Items from a figure collection:
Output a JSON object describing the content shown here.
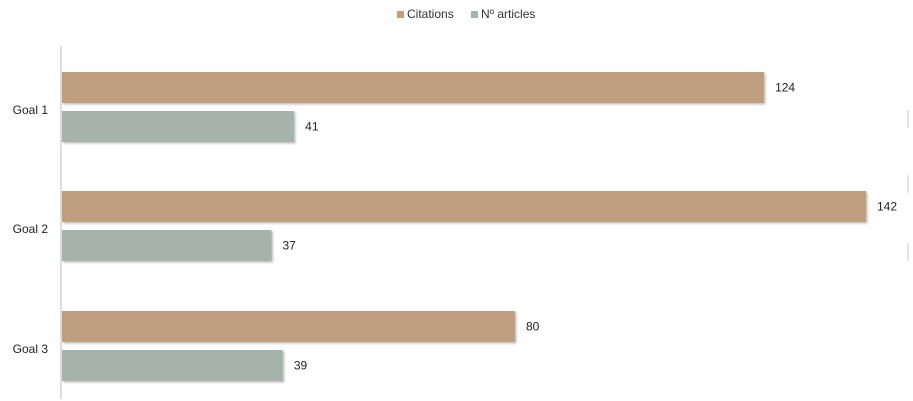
{
  "chart_data": {
    "type": "bar",
    "orientation": "horizontal",
    "categories": [
      "Goal 1",
      "Goal 2",
      "Goal 3"
    ],
    "series": [
      {
        "name": "Citations",
        "values": [
          124,
          142,
          80
        ],
        "color": "#bf9f80"
      },
      {
        "name": "Nº articles",
        "values": [
          41,
          37,
          39
        ],
        "color": "#a5b3ac"
      }
    ],
    "xlim": [
      0,
      142
    ],
    "grid": false,
    "legend": "top-center",
    "data_labels": true,
    "title": "",
    "xlabel": "",
    "ylabel": ""
  }
}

» PROBLEM STATEMENT:
Transcribe the complete set of entries verbatim. No pictures belong in the copy.

» THE RESPONSE:
Output a JSON object describing the content shown here.
{
  "chart_data": {
    "type": "bar",
    "orientation": "horizontal",
    "categories": [
      "Goal 1",
      "Goal 2",
      "Goal 3"
    ],
    "series": [
      {
        "name": "Citations",
        "values": [
          124,
          142,
          80
        ],
        "color": "#bf9f80"
      },
      {
        "name": "Nº articles",
        "values": [
          41,
          37,
          39
        ],
        "color": "#a5b3ac"
      }
    ],
    "xlim": [
      0,
      142
    ],
    "grid": false,
    "legend": "top-center",
    "data_labels": true,
    "title": "",
    "xlabel": "",
    "ylabel": ""
  }
}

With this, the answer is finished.